# Work required:
With the images removed, repeat the data below exactly.

━━━━━━━━━━━━━━━━━━━━━━━━━━━━━━

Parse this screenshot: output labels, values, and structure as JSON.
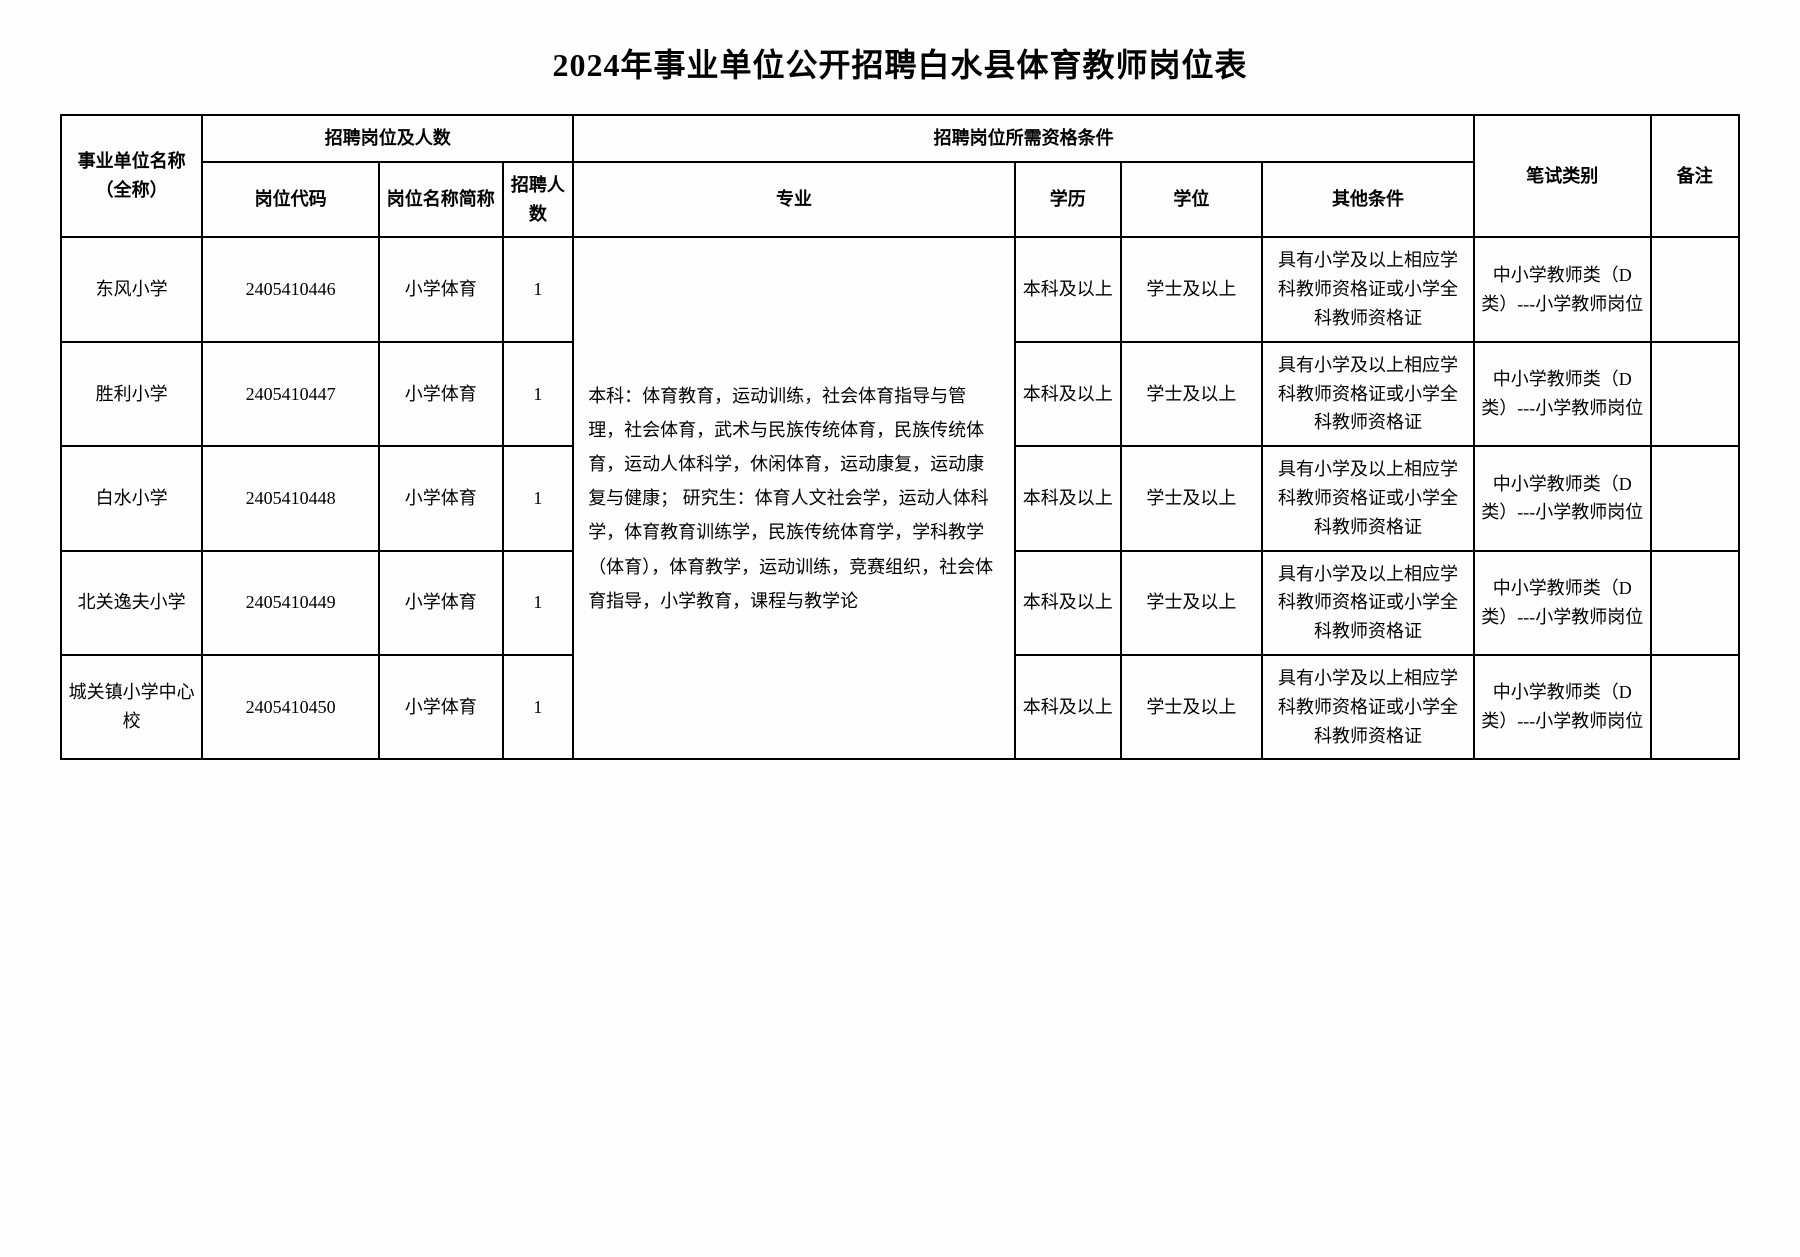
{
  "title": "2024年事业单位公开招聘白水县体育教师岗位表",
  "headers": {
    "unit": "事业单位名称（全称）",
    "group_position": "招聘岗位及人数",
    "group_req": "招聘岗位所需资格条件",
    "position_code": "岗位代码",
    "position_name": "岗位名称简称",
    "count": "招聘人数",
    "major": "专业",
    "education": "学历",
    "degree": "学位",
    "other": "其他条件",
    "exam_type": "笔试类别",
    "note": "备注"
  },
  "shared": {
    "major": "本科：体育教育，运动训练，社会体育指导与管理，社会体育，武术与民族传统体育，民族传统体育，运动人体科学，休闲体育，运动康复，运动康复与健康；\n研究生：体育人文社会学，运动人体科学，体育教育训练学，民族传统体育学，学科教学（体育），体育教学，运动训练，竞赛组织，社会体育指导，小学教育，课程与教学论",
    "education": "本科及以上",
    "degree": "学士及以上",
    "other": "具有小学及以上相应学科教师资格证或小学全科教师资格证",
    "exam_type": "中小学教师类（D类）---小学教师岗位"
  },
  "rows": [
    {
      "unit": "东风小学",
      "code": "2405410446",
      "pos": "小学体育",
      "count": "1"
    },
    {
      "unit": "胜利小学",
      "code": "2405410447",
      "pos": "小学体育",
      "count": "1"
    },
    {
      "unit": "白水小学",
      "code": "2405410448",
      "pos": "小学体育",
      "count": "1"
    },
    {
      "unit": "北关逸夫小学",
      "code": "2405410449",
      "pos": "小学体育",
      "count": "1"
    },
    {
      "unit": "城关镇小学中心校",
      "code": "2405410450",
      "pos": "小学体育",
      "count": "1"
    }
  ],
  "styling": {
    "title_fontsize": 32,
    "cell_fontsize": 18,
    "border_color": "#000000",
    "border_width": 2,
    "background_color": "#fefefe",
    "text_color": "#000000",
    "font_family": "SimSun"
  }
}
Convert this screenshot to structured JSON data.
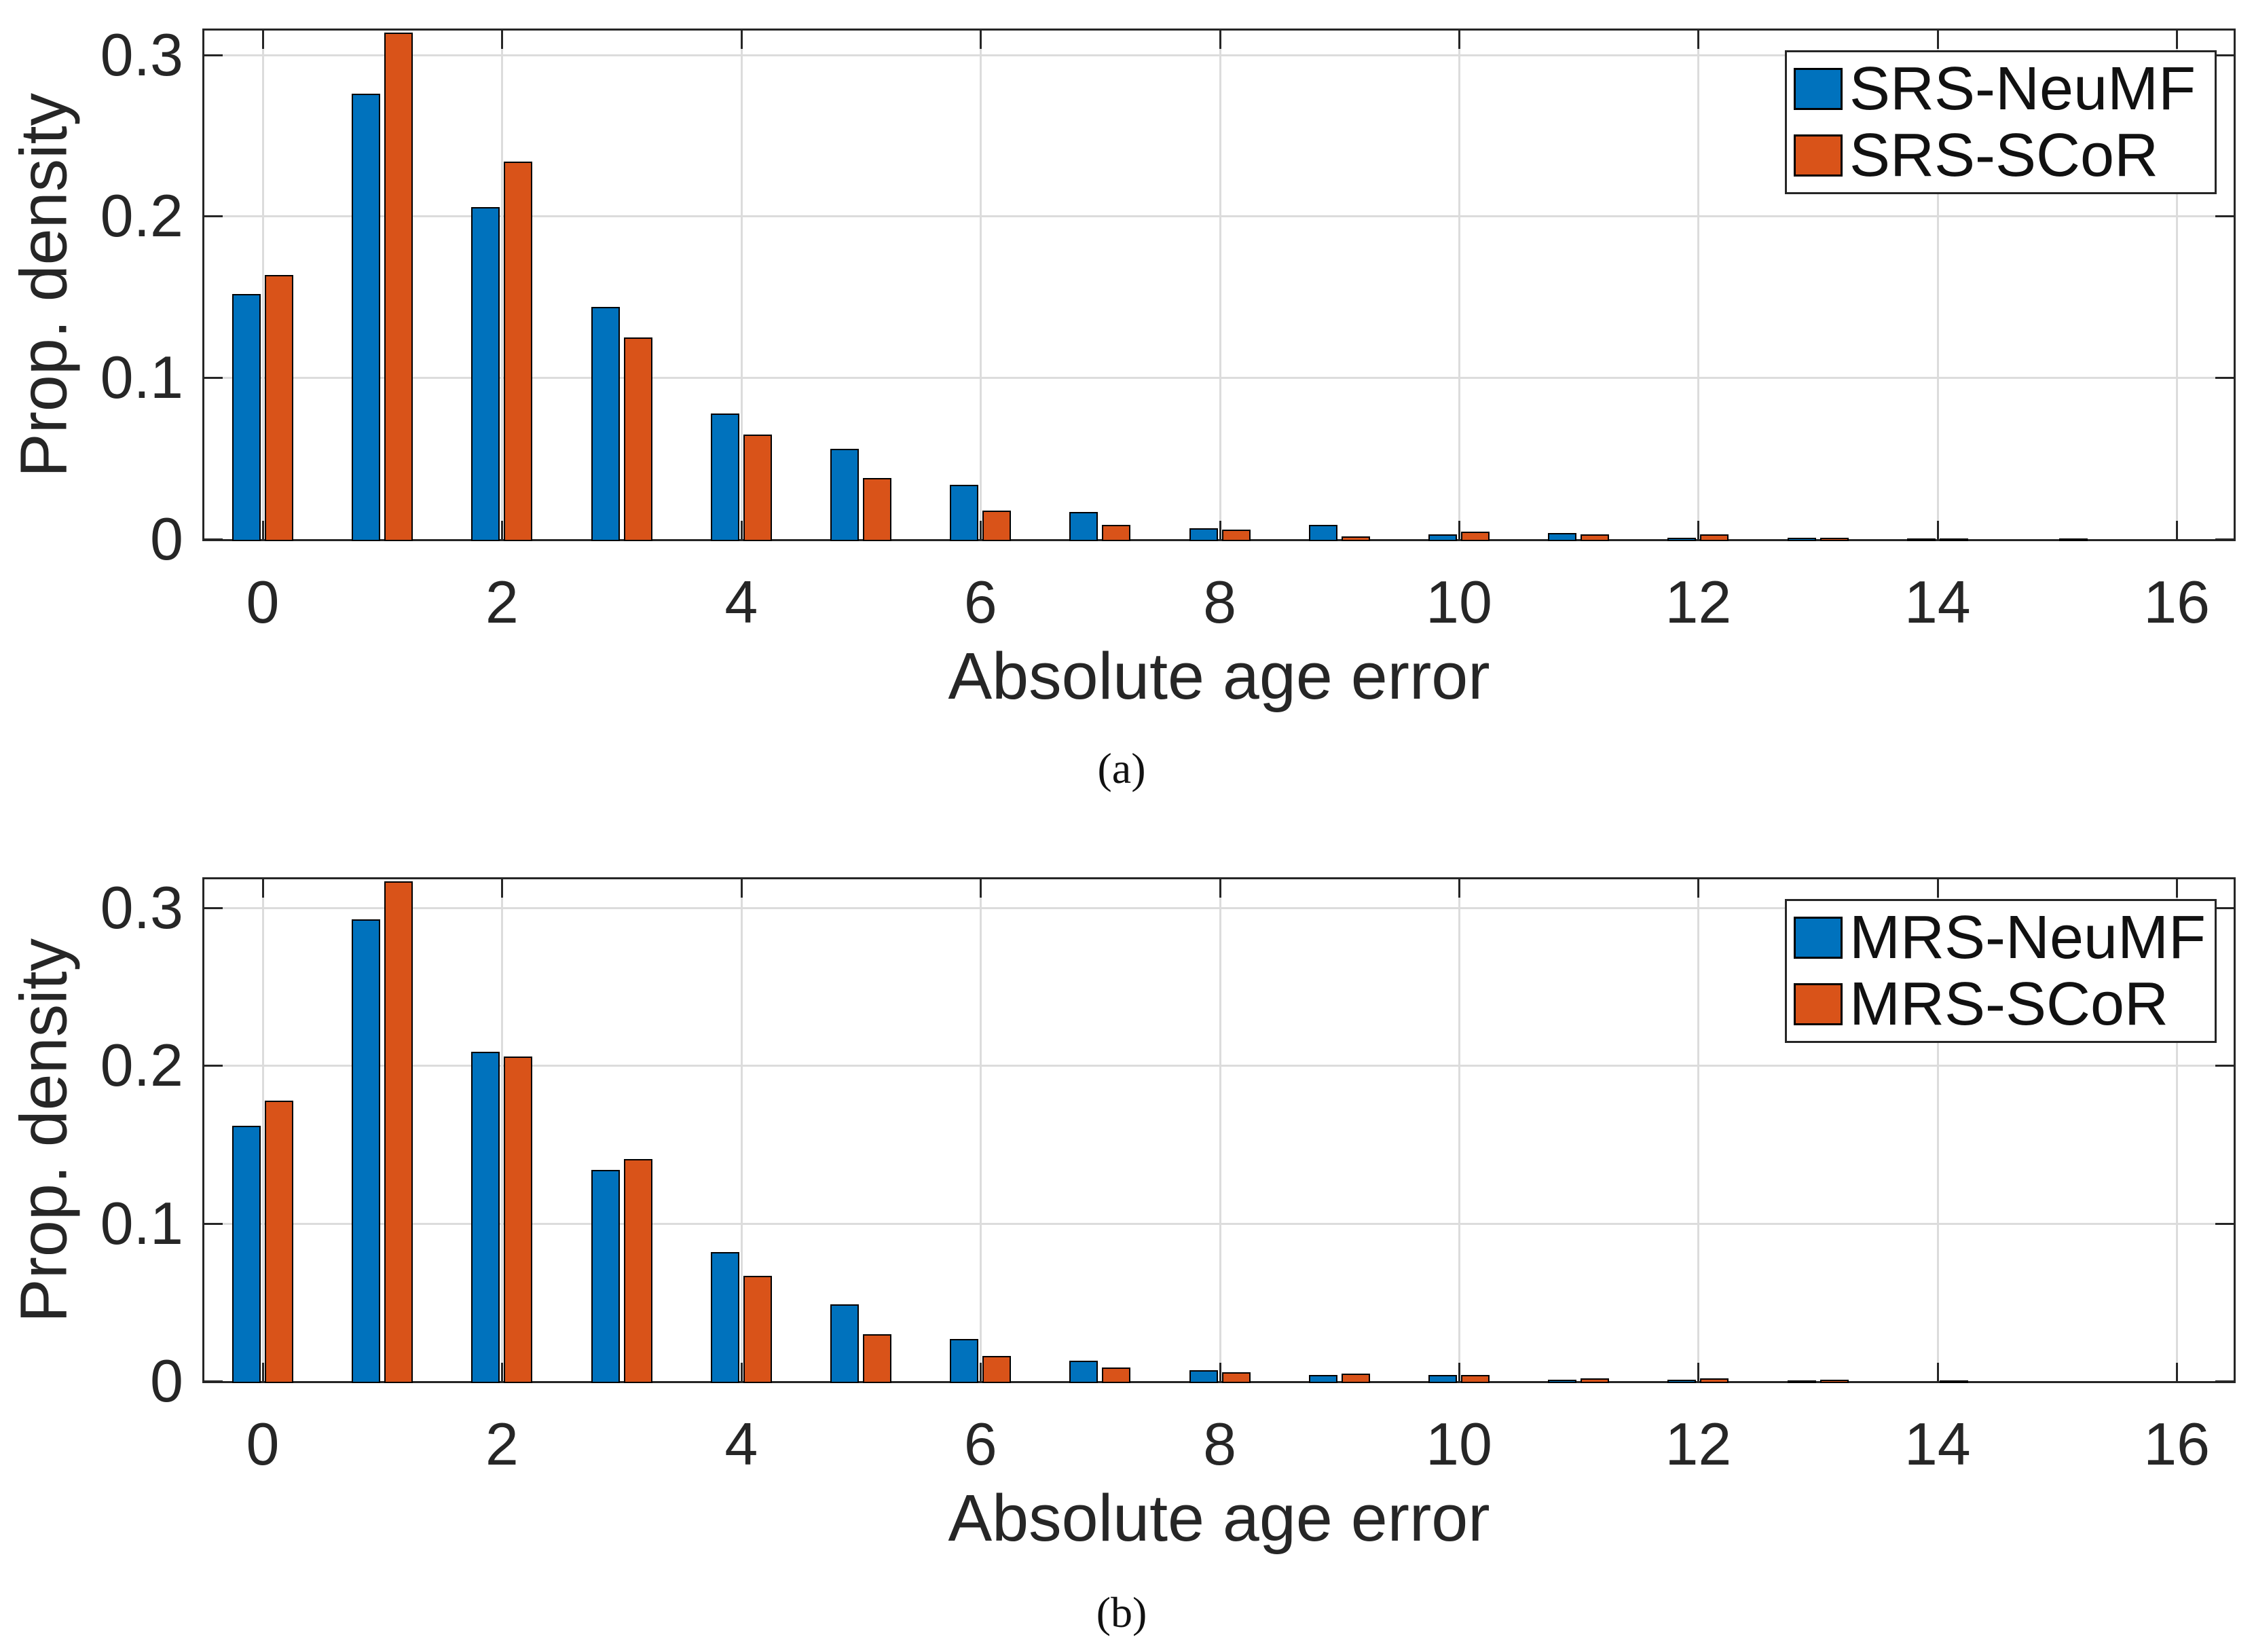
{
  "figure": {
    "background": "#ffffff"
  },
  "colors": {
    "series_blue": "#0072BD",
    "series_orange": "#D95319",
    "axis": "#262626",
    "grid": "#dcdcdc",
    "bar_edge": "#000000"
  },
  "chart_data": [
    {
      "id": "a",
      "type": "bar",
      "caption": "(a)",
      "xlabel": "Absolute age error",
      "ylabel": "Prop. density",
      "x": [
        0,
        1,
        2,
        3,
        4,
        5,
        6,
        7,
        8,
        9,
        10,
        11,
        12,
        13,
        14,
        15,
        16
      ],
      "x_ticks": [
        0,
        2,
        4,
        6,
        8,
        10,
        12,
        14,
        16
      ],
      "x_tick_labels": [
        "0",
        "2",
        "4",
        "6",
        "8",
        "10",
        "12",
        "14",
        "16"
      ],
      "y_ticks": [
        0,
        0.1,
        0.2,
        0.3
      ],
      "y_tick_labels": [
        "0",
        "0.1",
        "0.2",
        "0.3"
      ],
      "xlim": [
        -0.49,
        16.49
      ],
      "ylim": [
        0,
        0.315
      ],
      "grid": true,
      "legend_position": "northeast",
      "series": [
        {
          "name": "SRS-NeuMF",
          "color": "#0072BD",
          "values": [
            0.153,
            0.277,
            0.207,
            0.145,
            0.079,
            0.057,
            0.035,
            0.018,
            0.008,
            0.01,
            0.004,
            0.005,
            0.002,
            0.002,
            0.001,
            0,
            0
          ]
        },
        {
          "name": "SRS-SCoR",
          "color": "#D95319",
          "values": [
            0.165,
            0.315,
            0.235,
            0.126,
            0.066,
            0.039,
            0.019,
            0.01,
            0.007,
            0.003,
            0.006,
            0.004,
            0.004,
            0.002,
            0.001,
            0.001,
            0
          ],
          "note": "bar at x=1 is clipped at the axis top (0.315)"
        }
      ]
    },
    {
      "id": "b",
      "type": "bar",
      "caption": "(b)",
      "xlabel": "Absolute age error",
      "ylabel": "Prop. density",
      "x": [
        0,
        1,
        2,
        3,
        4,
        5,
        6,
        7,
        8,
        9,
        10,
        11,
        12,
        13,
        14,
        15,
        16
      ],
      "x_ticks": [
        0,
        2,
        4,
        6,
        8,
        10,
        12,
        14,
        16
      ],
      "x_tick_labels": [
        "0",
        "2",
        "4",
        "6",
        "8",
        "10",
        "12",
        "14",
        "16"
      ],
      "y_ticks": [
        0,
        0.1,
        0.2,
        0.3
      ],
      "y_tick_labels": [
        "0",
        "0.1",
        "0.2",
        "0.3"
      ],
      "xlim": [
        -0.49,
        16.49
      ],
      "ylim": [
        0,
        0.318
      ],
      "grid": true,
      "legend_position": "northeast",
      "series": [
        {
          "name": "MRS-NeuMF",
          "color": "#0072BD",
          "values": [
            0.163,
            0.294,
            0.21,
            0.135,
            0.083,
            0.05,
            0.028,
            0.014,
            0.008,
            0.005,
            0.005,
            0.002,
            0.002,
            0.001,
            0,
            0,
            0
          ]
        },
        {
          "name": "MRS-SCoR",
          "color": "#D95319",
          "values": [
            0.179,
            0.318,
            0.207,
            0.142,
            0.068,
            0.031,
            0.017,
            0.01,
            0.007,
            0.006,
            0.005,
            0.003,
            0.003,
            0.002,
            0.001,
            0,
            0
          ],
          "note": "bar at x=1 is clipped at the axis top (0.318)"
        }
      ]
    }
  ]
}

━━━━━━━━━━━━━━━━━━━━━━━━━━━━━━

# Result for this task:
Parse this screenshot: output labels, values, and structure as JSON.
{
  "title": "2024年事业单位公开招聘白水县体育教师岗位表",
  "headers": {
    "unit": "事业单位名称（全称）",
    "group_position": "招聘岗位及人数",
    "group_req": "招聘岗位所需资格条件",
    "position_code": "岗位代码",
    "position_name": "岗位名称简称",
    "count": "招聘人数",
    "major": "专业",
    "education": "学历",
    "degree": "学位",
    "other": "其他条件",
    "exam_type": "笔试类别",
    "note": "备注"
  },
  "shared": {
    "major": "本科：体育教育，运动训练，社会体育指导与管理，社会体育，武术与民族传统体育，民族传统体育，运动人体科学，休闲体育，运动康复，运动康复与健康；\n研究生：体育人文社会学，运动人体科学，体育教育训练学，民族传统体育学，学科教学（体育），体育教学，运动训练，竞赛组织，社会体育指导，小学教育，课程与教学论",
    "education": "本科及以上",
    "degree": "学士及以上",
    "other": "具有小学及以上相应学科教师资格证或小学全科教师资格证",
    "exam_type": "中小学教师类（D类）---小学教师岗位"
  },
  "rows": [
    {
      "unit": "东风小学",
      "code": "2405410446",
      "pos": "小学体育",
      "count": "1"
    },
    {
      "unit": "胜利小学",
      "code": "2405410447",
      "pos": "小学体育",
      "count": "1"
    },
    {
      "unit": "白水小学",
      "code": "2405410448",
      "pos": "小学体育",
      "count": "1"
    },
    {
      "unit": "北关逸夫小学",
      "code": "2405410449",
      "pos": "小学体育",
      "count": "1"
    },
    {
      "unit": "城关镇小学中心校",
      "code": "2405410450",
      "pos": "小学体育",
      "count": "1"
    }
  ],
  "styling": {
    "title_fontsize": 32,
    "cell_fontsize": 18,
    "border_color": "#000000",
    "border_width": 2,
    "background_color": "#fefefe",
    "text_color": "#000000",
    "font_family": "SimSun"
  }
}
Convert this screenshot to structured JSON data.
{
  "figure": {
    "background": "#ffffff"
  },
  "colors": {
    "series_blue": "#0072BD",
    "series_orange": "#D95319",
    "axis": "#262626",
    "grid": "#dcdcdc",
    "bar_edge": "#000000"
  },
  "chart_data": [
    {
      "id": "a",
      "type": "bar",
      "caption": "(a)",
      "xlabel": "Absolute age error",
      "ylabel": "Prop. density",
      "x": [
        0,
        1,
        2,
        3,
        4,
        5,
        6,
        7,
        8,
        9,
        10,
        11,
        12,
        13,
        14,
        15,
        16
      ],
      "x_ticks": [
        0,
        2,
        4,
        6,
        8,
        10,
        12,
        14,
        16
      ],
      "x_tick_labels": [
        "0",
        "2",
        "4",
        "6",
        "8",
        "10",
        "12",
        "14",
        "16"
      ],
      "y_ticks": [
        0,
        0.1,
        0.2,
        0.3
      ],
      "y_tick_labels": [
        "0",
        "0.1",
        "0.2",
        "0.3"
      ],
      "xlim": [
        -0.49,
        16.49
      ],
      "ylim": [
        0,
        0.315
      ],
      "grid": true,
      "legend_position": "northeast",
      "series": [
        {
          "name": "SRS-NeuMF",
          "color": "#0072BD",
          "values": [
            0.153,
            0.277,
            0.207,
            0.145,
            0.079,
            0.057,
            0.035,
            0.018,
            0.008,
            0.01,
            0.004,
            0.005,
            0.002,
            0.002,
            0.001,
            0,
            0
          ]
        },
        {
          "name": "SRS-SCoR",
          "color": "#D95319",
          "values": [
            0.165,
            0.315,
            0.235,
            0.126,
            0.066,
            0.039,
            0.019,
            0.01,
            0.007,
            0.003,
            0.006,
            0.004,
            0.004,
            0.002,
            0.001,
            0.001,
            0
          ],
          "note": "bar at x=1 is clipped at the axis top (0.315)"
        }
      ]
    },
    {
      "id": "b",
      "type": "bar",
      "caption": "(b)",
      "xlabel": "Absolute age error",
      "ylabel": "Prop. density",
      "x": [
        0,
        1,
        2,
        3,
        4,
        5,
        6,
        7,
        8,
        9,
        10,
        11,
        12,
        13,
        14,
        15,
        16
      ],
      "x_ticks": [
        0,
        2,
        4,
        6,
        8,
        10,
        12,
        14,
        16
      ],
      "x_tick_labels": [
        "0",
        "2",
        "4",
        "6",
        "8",
        "10",
        "12",
        "14",
        "16"
      ],
      "y_ticks": [
        0,
        0.1,
        0.2,
        0.3
      ],
      "y_tick_labels": [
        "0",
        "0.1",
        "0.2",
        "0.3"
      ],
      "xlim": [
        -0.49,
        16.49
      ],
      "ylim": [
        0,
        0.318
      ],
      "grid": true,
      "legend_position": "northeast",
      "series": [
        {
          "name": "MRS-NeuMF",
          "color": "#0072BD",
          "values": [
            0.163,
            0.294,
            0.21,
            0.135,
            0.083,
            0.05,
            0.028,
            0.014,
            0.008,
            0.005,
            0.005,
            0.002,
            0.002,
            0.001,
            0,
            0,
            0
          ]
        },
        {
          "name": "MRS-SCoR",
          "color": "#D95319",
          "values": [
            0.179,
            0.318,
            0.207,
            0.142,
            0.068,
            0.031,
            0.017,
            0.01,
            0.007,
            0.006,
            0.005,
            0.003,
            0.003,
            0.002,
            0.001,
            0,
            0
          ],
          "note": "bar at x=1 is clipped at the axis top (0.318)"
        }
      ]
    }
  ]
}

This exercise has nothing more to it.